Collection entries.
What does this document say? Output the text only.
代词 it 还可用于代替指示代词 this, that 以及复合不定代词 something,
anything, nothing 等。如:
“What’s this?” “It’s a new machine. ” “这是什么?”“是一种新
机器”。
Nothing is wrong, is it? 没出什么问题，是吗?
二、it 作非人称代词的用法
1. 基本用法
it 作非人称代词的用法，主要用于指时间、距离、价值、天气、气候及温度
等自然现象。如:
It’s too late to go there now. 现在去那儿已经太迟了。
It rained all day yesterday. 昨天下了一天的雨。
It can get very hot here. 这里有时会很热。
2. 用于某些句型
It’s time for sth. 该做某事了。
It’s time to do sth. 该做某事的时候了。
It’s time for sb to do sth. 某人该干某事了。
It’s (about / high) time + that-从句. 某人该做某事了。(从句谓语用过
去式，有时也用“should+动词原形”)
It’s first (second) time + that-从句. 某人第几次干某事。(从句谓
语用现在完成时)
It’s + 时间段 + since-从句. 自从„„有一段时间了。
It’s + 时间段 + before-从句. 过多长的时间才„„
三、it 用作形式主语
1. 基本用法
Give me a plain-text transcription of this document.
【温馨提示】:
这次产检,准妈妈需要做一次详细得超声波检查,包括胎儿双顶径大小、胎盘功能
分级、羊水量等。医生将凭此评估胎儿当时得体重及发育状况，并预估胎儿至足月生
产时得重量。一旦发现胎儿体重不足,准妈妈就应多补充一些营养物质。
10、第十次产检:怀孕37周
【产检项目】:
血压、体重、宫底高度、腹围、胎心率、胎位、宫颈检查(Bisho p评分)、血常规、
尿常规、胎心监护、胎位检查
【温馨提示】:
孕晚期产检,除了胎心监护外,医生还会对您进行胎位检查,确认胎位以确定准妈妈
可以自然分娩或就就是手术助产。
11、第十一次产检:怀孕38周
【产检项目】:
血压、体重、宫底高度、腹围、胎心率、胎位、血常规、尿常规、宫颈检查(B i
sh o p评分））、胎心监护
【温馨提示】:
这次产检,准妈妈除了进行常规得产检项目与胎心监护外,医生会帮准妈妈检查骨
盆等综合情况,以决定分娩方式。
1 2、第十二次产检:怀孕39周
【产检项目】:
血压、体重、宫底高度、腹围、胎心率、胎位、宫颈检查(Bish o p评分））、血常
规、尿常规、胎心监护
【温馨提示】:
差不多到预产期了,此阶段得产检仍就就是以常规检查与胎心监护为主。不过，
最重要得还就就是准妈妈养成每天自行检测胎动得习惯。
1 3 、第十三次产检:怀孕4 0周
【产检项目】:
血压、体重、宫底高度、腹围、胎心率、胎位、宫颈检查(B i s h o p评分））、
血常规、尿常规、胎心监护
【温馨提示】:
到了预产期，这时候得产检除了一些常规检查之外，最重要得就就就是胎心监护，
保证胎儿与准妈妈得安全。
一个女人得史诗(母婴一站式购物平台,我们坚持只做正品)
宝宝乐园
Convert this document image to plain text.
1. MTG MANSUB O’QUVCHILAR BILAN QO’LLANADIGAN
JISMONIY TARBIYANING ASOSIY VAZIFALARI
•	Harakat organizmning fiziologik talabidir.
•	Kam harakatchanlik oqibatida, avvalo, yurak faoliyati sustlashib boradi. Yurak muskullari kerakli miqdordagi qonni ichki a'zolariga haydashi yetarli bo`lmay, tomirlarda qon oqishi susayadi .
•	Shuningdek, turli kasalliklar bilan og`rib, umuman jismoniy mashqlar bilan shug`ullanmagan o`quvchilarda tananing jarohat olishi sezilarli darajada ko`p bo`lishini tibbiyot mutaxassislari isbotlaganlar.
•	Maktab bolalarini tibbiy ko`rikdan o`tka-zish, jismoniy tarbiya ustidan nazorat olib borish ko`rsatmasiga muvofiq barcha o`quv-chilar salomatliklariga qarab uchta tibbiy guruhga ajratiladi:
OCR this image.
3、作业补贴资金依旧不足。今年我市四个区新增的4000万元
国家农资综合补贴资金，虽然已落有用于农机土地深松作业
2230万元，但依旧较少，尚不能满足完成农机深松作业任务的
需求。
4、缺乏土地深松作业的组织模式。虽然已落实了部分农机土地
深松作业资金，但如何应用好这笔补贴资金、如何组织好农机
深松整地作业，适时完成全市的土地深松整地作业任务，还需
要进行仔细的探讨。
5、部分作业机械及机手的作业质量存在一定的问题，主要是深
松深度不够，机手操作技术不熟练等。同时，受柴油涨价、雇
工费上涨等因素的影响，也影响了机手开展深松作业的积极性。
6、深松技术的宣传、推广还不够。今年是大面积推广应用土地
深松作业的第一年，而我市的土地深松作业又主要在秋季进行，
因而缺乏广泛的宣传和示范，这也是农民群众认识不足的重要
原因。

Aim.
All of the data above should be transcribed exactly.

Exercise answer.
What does this document say? Output the text only.
代词 it 还可用于代替指示代词 this, that 以及复合不定代词 something,
anything, nothing 等。如:
“What’s this?” “It’s a new machine. ” “这是什么?”“是一种新
机器”。
Nothing is wrong, is it? 没出什么问题，是吗?
二、it 作非人称代词的用法
1. 基本用法
it 作非人称代词的用法，主要用于指时间、距离、价值、天气、气候及温度
等自然现象。如:
It’s too late to go there now. 现在去那儿已经太迟了。
It rained all day yesterday. 昨天下了一天的雨。
It can get very hot here. 这里有时会很热。
2. 用于某些句型
It’s time for sth. 该做某事了。
It’s time to do sth. 该做某事的时候了。
It’s time for sb to do sth. 某人该干某事了。
It’s (about / high) time + that-从句. 某人该做某事了。(从句谓语用过
去式，有时也用“should+动词原形”)
It’s first (second) time + that-从句. 某人第几次干某事。(从句谓
语用现在完成时)
It’s + 时间段 + since-从句. 自从„„有一段时间了。
It’s + 时间段 + before-从句. 过多长的时间才„„
三、it 用作形式主语
1. 基本用法
Give me a plain-text transcription of this document.
【温馨提示】:
这次产检,准妈妈需要做一次详细得超声波检查,包括胎儿双顶径大小、胎盘功能
分级、羊水量等。医生将凭此评估胎儿当时得体重及发育状况，并预估胎儿至足月生
产时得重量。一旦发现胎儿体重不足,准妈妈就应多补充一些营养物质。
10、第十次产检:怀孕37周
【产检项目】:
血压、体重、宫底高度、腹围、胎心率、胎位、宫颈检查(Bisho p评分)、血常规、
尿常规、胎心监护、胎位检查
【温馨提示】:
孕晚期产检,除了胎心监护外,医生还会对您进行胎位检查,确认胎位以确定准妈妈
可以自然分娩或就就是手术助产。
11、第十一次产检:怀孕38周
【产检项目】:
血压、体重、宫底高度、腹围、胎心率、胎位、血常规、尿常规、宫颈检查(B i
sh o p评分））、胎心监护
【温馨提示】:
这次产检,准妈妈除了进行常规得产检项目与胎心监护外,医生会帮准妈妈检查骨
盆等综合情况,以决定分娩方式。
1 2、第十二次产检:怀孕39周
【产检项目】:
血压、体重、宫底高度、腹围、胎心率、胎位、宫颈检查(Bish o p评分））、血常
规、尿常规、胎心监护
【温馨提示】:
差不多到预产期了,此阶段得产检仍就就是以常规检查与胎心监护为主。不过，
最重要得还就就是准妈妈养成每天自行检测胎动得习惯。
1 3 、第十三次产检:怀孕4 0周
【产检项目】:
血压、体重、宫底高度、腹围、胎心率、胎位、宫颈检查(B i s h o p评分））、
血常规、尿常规、胎心监护
【温馨提示】:
到了预产期，这时候得产检除了一些常规检查之外，最重要得就就就是胎心监护，
保证胎儿与准妈妈得安全。
一个女人得史诗(母婴一站式购物平台,我们坚持只做正品)
宝宝乐园
Convert this document image to plain text.
1. MTG MANSUB O’QUVCHILAR BILAN QO’LLANADIGAN
JISMONIY TARBIYANING ASOSIY VAZIFALARI
•	Harakat organizmning fiziologik talabidir.
•	Kam harakatchanlik oqibatida, avvalo, yurak faoliyati sustlashib boradi. Yurak muskullari kerakli miqdordagi qonni ichki a'zolariga haydashi yetarli bo`lmay, tomirlarda qon oqishi susayadi .
•	Shuningdek, turli kasalliklar bilan og`rib, umuman jismoniy mashqlar bilan shug`ullanmagan o`quvchilarda tananing jarohat olishi sezilarli darajada ko`p bo`lishini tibbiyot mutaxassislari isbotlaganlar.
•	Maktab bolalarini tibbiy ko`rikdan o`tka-zish, jismoniy tarbiya ustidan nazorat olib borish ko`rsatmasiga muvofiq barcha o`quv-chilar salomatliklariga qarab uchta tibbiy guruhga ajratiladi:
OCR this image.
3、作业补贴资金依旧不足。今年我市四个区新增的4000万元
国家农资综合补贴资金，虽然已落有用于农机土地深松作业
2230万元，但依旧较少，尚不能满足完成农机深松作业任务的
需求。
4、缺乏土地深松作业的组织模式。虽然已落实了部分农机土地
深松作业资金，但如何应用好这笔补贴资金、如何组织好农机
深松整地作业，适时完成全市的土地深松整地作业任务，还需
要进行仔细的探讨。
5、部分作业机械及机手的作业质量存在一定的问题，主要是深
松深度不够，机手操作技术不熟练等。同时，受柴油涨价、雇
工费上涨等因素的影响，也影响了机手开展深松作业的积极性。
6、深松技术的宣传、推广还不够。今年是大面积推广应用土地
深松作业的第一年，而我市的土地深松作业又主要在秋季进行，
因而缺乏广泛的宣传和示范，这也是农民群众认识不足的重要
原因。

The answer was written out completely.